TASK:
Wherever a line holds the string "Fraction", copy that line.
## BEGIN EXTRACTED MATERIAL
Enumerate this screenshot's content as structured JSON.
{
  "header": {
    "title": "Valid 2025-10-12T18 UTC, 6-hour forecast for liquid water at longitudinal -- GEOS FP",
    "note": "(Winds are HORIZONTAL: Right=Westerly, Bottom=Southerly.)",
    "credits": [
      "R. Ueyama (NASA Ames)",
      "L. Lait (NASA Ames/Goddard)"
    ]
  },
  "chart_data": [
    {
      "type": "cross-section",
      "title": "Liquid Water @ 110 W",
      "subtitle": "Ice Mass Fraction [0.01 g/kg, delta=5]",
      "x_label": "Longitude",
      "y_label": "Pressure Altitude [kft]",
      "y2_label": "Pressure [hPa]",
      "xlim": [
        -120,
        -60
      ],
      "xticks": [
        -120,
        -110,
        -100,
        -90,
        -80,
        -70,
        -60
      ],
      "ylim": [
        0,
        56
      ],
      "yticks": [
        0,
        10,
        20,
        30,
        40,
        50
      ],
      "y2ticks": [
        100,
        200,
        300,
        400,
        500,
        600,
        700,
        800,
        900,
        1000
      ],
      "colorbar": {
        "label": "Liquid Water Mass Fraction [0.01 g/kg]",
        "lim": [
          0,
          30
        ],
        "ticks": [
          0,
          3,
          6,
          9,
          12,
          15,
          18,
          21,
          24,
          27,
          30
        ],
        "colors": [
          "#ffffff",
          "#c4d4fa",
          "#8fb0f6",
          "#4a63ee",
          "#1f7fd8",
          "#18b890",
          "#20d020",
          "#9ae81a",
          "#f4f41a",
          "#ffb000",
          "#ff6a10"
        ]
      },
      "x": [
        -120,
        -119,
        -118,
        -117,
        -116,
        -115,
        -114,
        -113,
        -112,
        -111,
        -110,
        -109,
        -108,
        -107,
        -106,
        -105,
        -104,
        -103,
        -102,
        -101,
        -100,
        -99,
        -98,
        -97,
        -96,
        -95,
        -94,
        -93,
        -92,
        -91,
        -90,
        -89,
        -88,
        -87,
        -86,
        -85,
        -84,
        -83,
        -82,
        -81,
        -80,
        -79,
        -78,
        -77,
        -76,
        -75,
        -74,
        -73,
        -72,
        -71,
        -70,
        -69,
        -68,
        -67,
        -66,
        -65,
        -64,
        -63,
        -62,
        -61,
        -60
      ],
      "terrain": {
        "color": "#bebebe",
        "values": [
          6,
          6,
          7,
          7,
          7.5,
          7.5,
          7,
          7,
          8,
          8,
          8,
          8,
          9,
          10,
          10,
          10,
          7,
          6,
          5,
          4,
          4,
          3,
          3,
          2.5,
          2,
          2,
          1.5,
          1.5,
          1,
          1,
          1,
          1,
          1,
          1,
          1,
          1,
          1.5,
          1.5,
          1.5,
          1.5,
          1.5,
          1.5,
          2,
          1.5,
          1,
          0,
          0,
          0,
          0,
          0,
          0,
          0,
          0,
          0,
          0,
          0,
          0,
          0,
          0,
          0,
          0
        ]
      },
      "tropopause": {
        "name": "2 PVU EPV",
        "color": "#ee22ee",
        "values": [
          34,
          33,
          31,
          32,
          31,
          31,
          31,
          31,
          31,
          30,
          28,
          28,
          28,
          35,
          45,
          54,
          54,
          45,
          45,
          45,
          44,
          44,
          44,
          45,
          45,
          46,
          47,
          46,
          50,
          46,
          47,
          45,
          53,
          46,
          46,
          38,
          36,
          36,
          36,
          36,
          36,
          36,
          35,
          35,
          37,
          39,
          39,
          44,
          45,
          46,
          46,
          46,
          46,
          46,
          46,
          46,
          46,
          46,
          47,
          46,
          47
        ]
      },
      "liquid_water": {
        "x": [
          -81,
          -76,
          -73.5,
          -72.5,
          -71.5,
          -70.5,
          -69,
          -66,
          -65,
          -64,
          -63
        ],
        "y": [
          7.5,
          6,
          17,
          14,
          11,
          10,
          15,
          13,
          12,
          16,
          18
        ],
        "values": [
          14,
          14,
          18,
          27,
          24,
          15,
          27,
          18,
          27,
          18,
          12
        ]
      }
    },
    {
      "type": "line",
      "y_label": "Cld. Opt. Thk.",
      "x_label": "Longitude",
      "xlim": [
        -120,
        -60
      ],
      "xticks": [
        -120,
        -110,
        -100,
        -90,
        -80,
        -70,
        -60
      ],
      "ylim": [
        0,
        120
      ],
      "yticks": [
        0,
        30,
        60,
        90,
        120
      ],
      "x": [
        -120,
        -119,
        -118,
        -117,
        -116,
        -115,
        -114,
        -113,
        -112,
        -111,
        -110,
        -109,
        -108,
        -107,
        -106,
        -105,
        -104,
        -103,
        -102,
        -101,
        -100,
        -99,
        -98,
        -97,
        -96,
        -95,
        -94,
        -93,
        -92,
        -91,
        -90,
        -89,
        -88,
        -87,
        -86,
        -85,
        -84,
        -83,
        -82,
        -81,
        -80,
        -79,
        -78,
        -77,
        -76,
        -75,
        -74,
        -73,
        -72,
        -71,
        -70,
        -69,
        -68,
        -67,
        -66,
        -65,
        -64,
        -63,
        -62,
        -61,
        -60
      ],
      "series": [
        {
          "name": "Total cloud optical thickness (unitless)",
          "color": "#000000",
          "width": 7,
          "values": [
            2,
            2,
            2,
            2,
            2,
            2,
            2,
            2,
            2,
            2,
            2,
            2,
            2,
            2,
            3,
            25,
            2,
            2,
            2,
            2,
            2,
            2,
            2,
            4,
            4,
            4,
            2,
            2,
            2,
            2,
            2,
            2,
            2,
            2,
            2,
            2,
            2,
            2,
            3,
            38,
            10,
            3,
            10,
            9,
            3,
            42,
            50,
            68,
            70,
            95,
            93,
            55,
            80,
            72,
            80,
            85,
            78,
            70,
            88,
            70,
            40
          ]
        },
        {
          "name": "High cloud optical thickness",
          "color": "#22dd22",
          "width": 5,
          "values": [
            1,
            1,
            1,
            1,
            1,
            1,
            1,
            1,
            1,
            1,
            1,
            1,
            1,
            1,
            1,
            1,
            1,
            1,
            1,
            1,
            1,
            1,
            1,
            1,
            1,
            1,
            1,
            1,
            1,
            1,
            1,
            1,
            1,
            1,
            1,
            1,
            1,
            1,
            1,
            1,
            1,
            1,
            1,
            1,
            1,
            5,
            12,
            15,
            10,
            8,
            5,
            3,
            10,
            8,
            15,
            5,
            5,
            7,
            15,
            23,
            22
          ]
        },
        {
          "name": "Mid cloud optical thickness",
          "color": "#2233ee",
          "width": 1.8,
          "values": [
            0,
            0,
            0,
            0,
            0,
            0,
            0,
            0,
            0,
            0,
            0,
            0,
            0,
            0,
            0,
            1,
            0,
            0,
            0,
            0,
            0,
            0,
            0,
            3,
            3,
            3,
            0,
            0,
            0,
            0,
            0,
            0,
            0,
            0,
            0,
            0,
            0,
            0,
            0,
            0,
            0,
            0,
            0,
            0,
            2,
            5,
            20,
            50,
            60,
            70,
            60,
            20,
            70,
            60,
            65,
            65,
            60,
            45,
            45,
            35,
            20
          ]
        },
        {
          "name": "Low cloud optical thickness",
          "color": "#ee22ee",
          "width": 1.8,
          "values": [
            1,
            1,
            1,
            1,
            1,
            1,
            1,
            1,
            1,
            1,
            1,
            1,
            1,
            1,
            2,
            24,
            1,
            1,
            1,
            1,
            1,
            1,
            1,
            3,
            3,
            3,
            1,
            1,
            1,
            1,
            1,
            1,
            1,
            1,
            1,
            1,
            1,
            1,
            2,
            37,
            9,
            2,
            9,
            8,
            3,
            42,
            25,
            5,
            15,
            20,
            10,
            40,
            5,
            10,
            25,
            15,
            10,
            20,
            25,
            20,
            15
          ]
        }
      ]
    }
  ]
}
## END EXTRACTED MATERIAL
SOLVED EXERCISE:
      "subtitle": "Ice Mass Fraction [0.01 g/kg, delta=5]",
        "label": "Liquid Water Mass Fraction [0.01 g/kg]",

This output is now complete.